→ WHAT THE EXERCISE ASKS: Will you give every entry again exactly as it stands?

Extracted data entries
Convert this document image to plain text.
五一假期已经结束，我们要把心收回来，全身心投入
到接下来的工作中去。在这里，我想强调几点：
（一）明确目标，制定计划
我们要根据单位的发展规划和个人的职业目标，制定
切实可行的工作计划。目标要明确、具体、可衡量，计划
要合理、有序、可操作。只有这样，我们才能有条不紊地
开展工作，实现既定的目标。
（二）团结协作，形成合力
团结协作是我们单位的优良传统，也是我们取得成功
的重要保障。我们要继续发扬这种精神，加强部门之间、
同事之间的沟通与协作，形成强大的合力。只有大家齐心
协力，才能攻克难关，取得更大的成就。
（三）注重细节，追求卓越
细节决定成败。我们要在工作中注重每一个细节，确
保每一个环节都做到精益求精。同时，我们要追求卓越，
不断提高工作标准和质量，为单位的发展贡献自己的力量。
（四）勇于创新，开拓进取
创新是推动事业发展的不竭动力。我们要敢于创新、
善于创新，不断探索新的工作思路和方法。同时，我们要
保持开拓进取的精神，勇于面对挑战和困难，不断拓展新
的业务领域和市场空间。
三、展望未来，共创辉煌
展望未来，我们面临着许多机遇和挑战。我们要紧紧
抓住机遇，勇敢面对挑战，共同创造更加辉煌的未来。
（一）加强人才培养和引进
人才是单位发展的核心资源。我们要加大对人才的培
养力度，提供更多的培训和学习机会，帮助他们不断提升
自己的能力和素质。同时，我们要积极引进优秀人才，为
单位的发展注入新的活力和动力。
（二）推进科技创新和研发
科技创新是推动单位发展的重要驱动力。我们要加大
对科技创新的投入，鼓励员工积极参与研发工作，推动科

→ EXERCISE OUTPUT:
Convert this document image to plain text.
五一假期已经结束，我们要把心收回来，全身心投入
到接下来的工作中去。在这里，我想强调几点：
（一）明确目标，制定计划
我们要根据单位的发展规划和个人的职业目标，制定
切实可行的工作计划。目标要明确、具体、可衡量，计划
要合理、有序、可操作。只有这样，我们才能有条不紊地
开展工作，实现既定的目标。
（二）团结协作，形成合力
团结协作是我们单位的优良传统，也是我们取得成功
的重要保障。我们要继续发扬这种精神，加强部门之间、
同事之间的沟通与协作，形成强大的合力。只有大家齐心
协力，才能攻克难关，取得更大的成就。
（三）注重细节，追求卓越
细节决定成败。我们要在工作中注重每一个细节，确
保每一个环节都做到精益求精。同时，我们要追求卓越，
不断提高工作标准和质量，为单位的发展贡献自己的力量。
（四）勇于创新，开拓进取
创新是推动事业发展的不竭动力。我们要敢于创新、
善于创新，不断探索新的工作思路和方法。同时，我们要
保持开拓进取的精神，勇于面对挑战和困难，不断拓展新
的业务领域和市场空间。
三、展望未来，共创辉煌
展望未来，我们面临着许多机遇和挑战。我们要紧紧
抓住机遇，勇敢面对挑战，共同创造更加辉煌的未来。
（一）加强人才培养和引进
人才是单位发展的核心资源。我们要加大对人才的培
养力度，提供更多的培训和学习机会，帮助他们不断提升
自己的能力和素质。同时，我们要积极引进优秀人才，为
单位的发展注入新的活力和动力。
（二）推进科技创新和研发
科技创新是推动单位发展的重要驱动力。我们要加大
对科技创新的投入，鼓励员工积极参与研发工作，推动科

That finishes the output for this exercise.